Time to dream…
Careful what you wish for…it might not fit. At age twelve, I wished I could hang-glide and skateboard. Knowing Mom/Dad wouldn’t go for the hang-gliding, crashing-into-a-mountain idea, a new skateboard topped my Christmas list.
Dad’s portable radio was set on the twenty-four hours of uninterrupted Christmas music channel. Jingle bells danced in my head. But it wasn’t music keeping me awake—just the hopeful sound of wrapping paper crunching and possibly wheels turning on a new skateboard. My dream present.
As soon as the slightest sliver of orange lined the horizon, I darted to my sister’s bedside. “Wake up, Laur! It’s Christmas!” She popped out of bed like our old Jack in the box—fast with a bit of morning squeak to her voice.
“Let’s wake ‘em! I hope I get a baton.”
The scent of candy canes and steaming coffee smelled like Christmas, like I might get that skateboard.
I opened colorful sweaters, a pair of earrings, and an art kit, but no big rectangles.
Then mom hinted, “I think you both have one more gift hidden in this room.” With our hope rekindled, we dashed around the living room until we found our gifts. Laurie twirled her new baton, and I skated down the hall on my new skateboard. We declared this the best Christmas ever.
Time to learn…
In 1980, skate parks weren’t everywhere; Dad found one forty-five minutes away and signed me up for lessons. He warned me the place might be intimidating.

• _Aim_: Write what comes next in the childhood skateboarding story above, starting right after Dad's warning that the skate park might be intimidating.

• _Dataset extract_:
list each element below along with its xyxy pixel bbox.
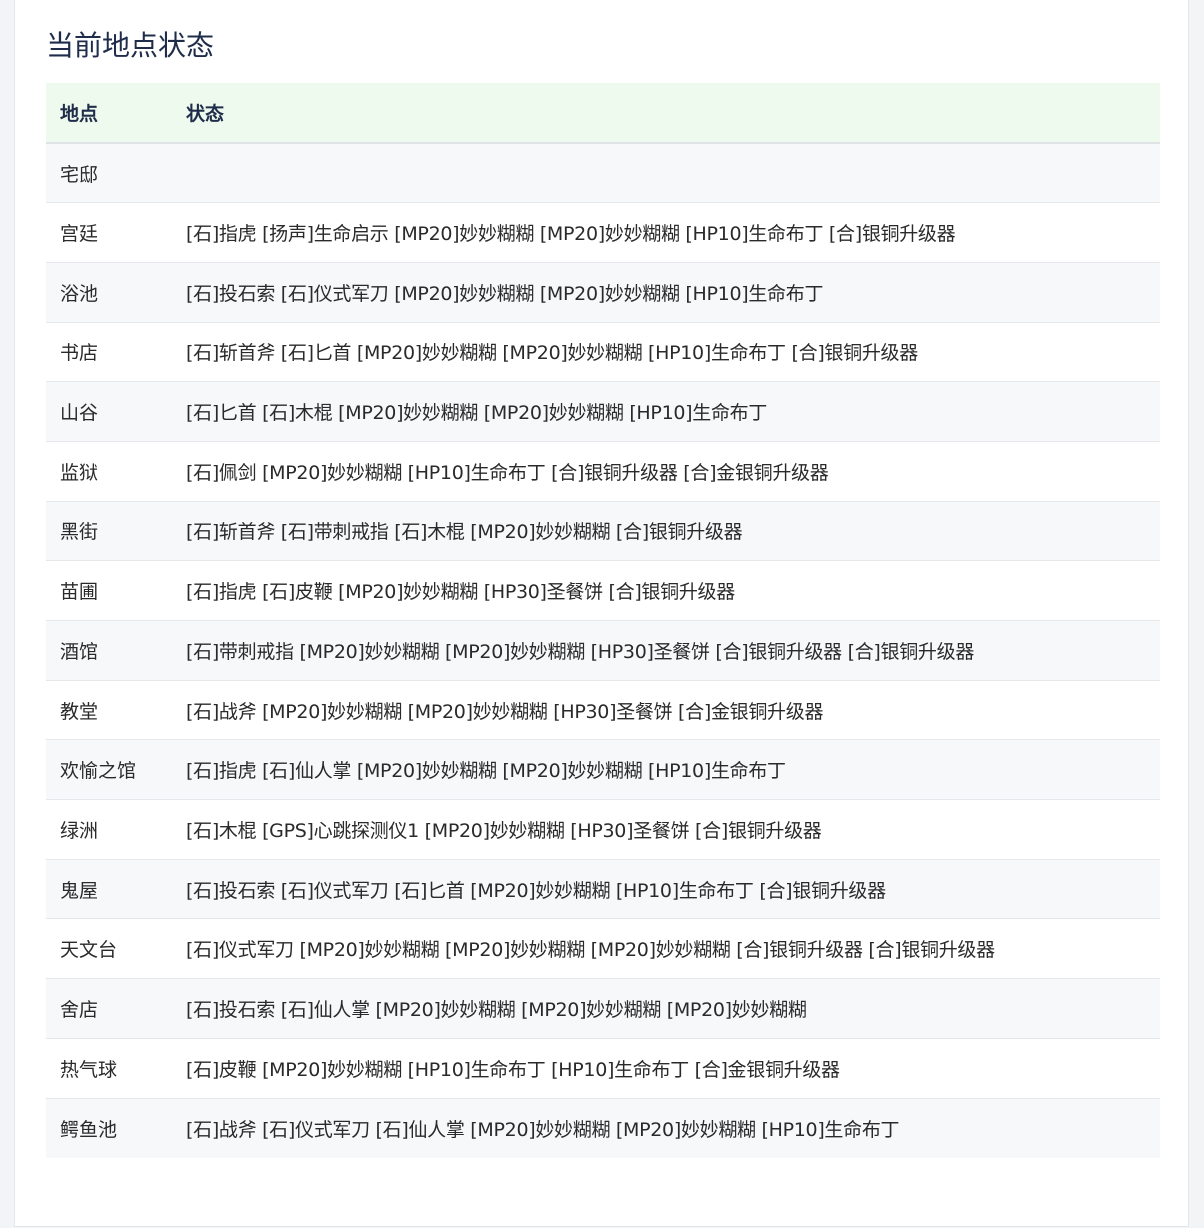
table-row: 鬼屋 [石]投石索 [石]仪式军刀 [石]匕首 [MP20]妙妙糊糊 [HP10… — [46, 859, 1160, 920]
table-header-row: 地点 状态 — [46, 83, 1160, 144]
location-cell: 酒馆 — [46, 620, 172, 681]
table-row: 教堂 [石]战斧 [MP20]妙妙糊糊 [MP20]妙妙糊糊 [HP30]圣餐饼… — [46, 680, 1160, 741]
location-cell: 天文台 — [46, 918, 172, 980]
location-cell: 宅邸 — [46, 143, 172, 204]
status-cell: [石]投石索 [石]仙人掌 [MP20]妙妙糊糊 [MP20]妙妙糊糊 [MP2… — [172, 978, 1160, 1039]
location-cell: 热气球 — [46, 1038, 172, 1099]
location-cell: 舍店 — [46, 978, 172, 1039]
table-row: 绿洲 [石]木棍 [GPS]心跳探测仪1 [MP20]妙妙糊糊 [HP30]圣餐… — [46, 799, 1160, 860]
table-row: 书店 [石]斩首斧 [石]匕首 [MP20]妙妙糊糊 [MP20]妙妙糊糊 [H… — [46, 322, 1160, 383]
page-title: 当前地点状态 — [46, 29, 215, 62]
table-row: 黑街 [石]斩首斧 [石]带刺戒指 [石]木棍 [MP20]妙妙糊糊 [合]银铜… — [46, 501, 1160, 562]
table-row: 热气球 [石]皮鞭 [MP20]妙妙糊糊 [HP10]生命布丁 [HP10]生命… — [46, 1038, 1160, 1099]
status-cell: [石]指虎 [扬声]生命启示 [MP20]妙妙糊糊 [MP20]妙妙糊糊 [HP… — [172, 202, 1160, 263]
status-cell: [石]战斧 [石]仪式军刀 [石]仙人掌 [MP20]妙妙糊糊 [MP20]妙妙… — [172, 1098, 1160, 1158]
location-cell: 宫廷 — [46, 202, 172, 263]
status-cell: [石]指虎 [石]仙人掌 [MP20]妙妙糊糊 [MP20]妙妙糊糊 [HP10… — [172, 739, 1160, 801]
status-cell: [石]带刺戒指 [MP20]妙妙糊糊 [MP20]妙妙糊糊 [HP30]圣餐饼 … — [172, 620, 1160, 681]
location-cell: 监狱 — [46, 441, 172, 502]
location-cell: 鬼屋 — [46, 859, 172, 920]
column-header-location: 地点 — [46, 83, 172, 144]
table-row: 酒馆 [石]带刺戒指 [MP20]妙妙糊糊 [MP20]妙妙糊糊 [HP30]圣… — [46, 620, 1160, 681]
table-row: 宫廷 [石]指虎 [扬声]生命启示 [MP20]妙妙糊糊 [MP20]妙妙糊糊 … — [46, 202, 1160, 263]
table-row: 监狱 [石]佩剑 [MP20]妙妙糊糊 [HP10]生命布丁 [合]银铜升级器 … — [46, 441, 1160, 502]
status-cell: [石]斩首斧 [石]带刺戒指 [石]木棍 [MP20]妙妙糊糊 [合]银铜升级器 — [172, 501, 1160, 562]
location-cell: 山谷 — [46, 381, 172, 442]
status-cell: [石]匕首 [石]木棍 [MP20]妙妙糊糊 [MP20]妙妙糊糊 [HP10]… — [172, 381, 1160, 442]
location-cell: 教堂 — [46, 680, 172, 741]
status-cell: [石]皮鞭 [MP20]妙妙糊糊 [HP10]生命布丁 [HP10]生命布丁 [… — [172, 1038, 1160, 1099]
location-status-table: 地点 状态 宅邸 宫廷 [石]指虎 [扬声]生命启示 [MP20]妙妙糊糊 [M… — [46, 83, 1160, 1158]
location-status-card: 当前地点状态 地点 状态 宅邸 宫廷 [石]指虎 [扬声]生命启示 [MP20]… — [14, 0, 1189, 1227]
location-cell: 黑街 — [46, 501, 172, 562]
location-cell: 绿洲 — [46, 799, 172, 860]
table-row: 宅邸 — [46, 143, 1160, 204]
status-cell: [石]斩首斧 [石]匕首 [MP20]妙妙糊糊 [MP20]妙妙糊糊 [HP10… — [172, 322, 1160, 383]
location-cell: 浴池 — [46, 262, 172, 323]
location-cell: 苗圃 — [46, 560, 172, 621]
table-row: 欢愉之馆 [石]指虎 [石]仙人掌 [MP20]妙妙糊糊 [MP20]妙妙糊糊 … — [46, 739, 1160, 801]
location-cell: 鳄鱼池 — [46, 1098, 172, 1158]
status-cell: [石]投石索 [石]仪式军刀 [石]匕首 [MP20]妙妙糊糊 [HP10]生命… — [172, 859, 1160, 920]
status-cell: [石]佩剑 [MP20]妙妙糊糊 [HP10]生命布丁 [合]银铜升级器 [合]… — [172, 441, 1160, 502]
status-cell — [172, 143, 1160, 204]
status-cell: [石]战斧 [MP20]妙妙糊糊 [MP20]妙妙糊糊 [HP30]圣餐饼 [合… — [172, 680, 1160, 741]
table-row: 天文台 [石]仪式军刀 [MP20]妙妙糊糊 [MP20]妙妙糊糊 [MP20]… — [46, 918, 1160, 980]
location-cell: 书店 — [46, 322, 172, 383]
table-row: 鳄鱼池 [石]战斧 [石]仪式军刀 [石]仙人掌 [MP20]妙妙糊糊 [MP2… — [46, 1098, 1160, 1158]
table-row: 山谷 [石]匕首 [石]木棍 [MP20]妙妙糊糊 [MP20]妙妙糊糊 [HP… — [46, 381, 1160, 442]
location-cell: 欢愉之馆 — [46, 739, 172, 801]
status-cell: [石]投石索 [石]仪式军刀 [MP20]妙妙糊糊 [MP20]妙妙糊糊 [HP… — [172, 262, 1160, 323]
status-cell: [石]木棍 [GPS]心跳探测仪1 [MP20]妙妙糊糊 [HP30]圣餐饼 [… — [172, 799, 1160, 860]
status-cell: [石]仪式军刀 [MP20]妙妙糊糊 [MP20]妙妙糊糊 [MP20]妙妙糊糊… — [172, 918, 1160, 980]
table-row: 浴池 [石]投石索 [石]仪式军刀 [MP20]妙妙糊糊 [MP20]妙妙糊糊 … — [46, 262, 1160, 323]
table-row: 舍店 [石]投石索 [石]仙人掌 [MP20]妙妙糊糊 [MP20]妙妙糊糊 [… — [46, 978, 1160, 1039]
status-cell: [石]指虎 [石]皮鞭 [MP20]妙妙糊糊 [HP30]圣餐饼 [合]银铜升级… — [172, 560, 1160, 621]
column-header-status: 状态 — [172, 83, 1160, 144]
table-row: 苗圃 [石]指虎 [石]皮鞭 [MP20]妙妙糊糊 [HP30]圣餐饼 [合]银… — [46, 560, 1160, 621]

• _Output for this exercise_:
The skatepark smelled like old tires and grilled hot dogs. I don’t know what I expected at a skatepark—girls wearing tutus? This was a boy’s playground--boys in band t-shirts and jeans. We were early, so I watched the kids skate up the ramp, twist and turn, and zoom back into it. I wanted to do that. It looked easy and scary…like the high diving board that didn’t look too high until I stood overlooking the water and shivering in my bikini.
The skate park sounded like a thunderstorm during a concert. Dad looked at me with his mouth moving. “What?”
I nodded yes, the wrong answer.
The instructor, Matt, about eighteen, squeezed a tight helmet on my head. I felt like a pre-school student on her first day. His wavy black hair skimmed his shoulders. Dark eyes. Cute smile. And he could skate. I was sure I was ready for the big ramp, but Matt brought me to the mini-ramp, the bunny slope of the skate park. I stepped on my board, ready to push up the incline…
He smiled or was it a smirk? “So you’re goofy footed?”
“I’m what?” Aside from red as a radish, did I look as silly as a cartoon?
“You start with your right foot forward.”
“Oh, yeah, I do have goofy feet.” I knew that.
He laughed. I melted like a shrinky-dink.
“So what do you want to learn? How to drop into the half-pipe? Kick-turn or do a fakie?”
I stared at him. Totally blank. Do skaters speak another language? “I want to skate on that ramp and learn how to turn.”
“It’s called the half-pipe; and you kick-turn like that guy’s doing. Watch him. Or do a fakie, switching lead foot without a turn.”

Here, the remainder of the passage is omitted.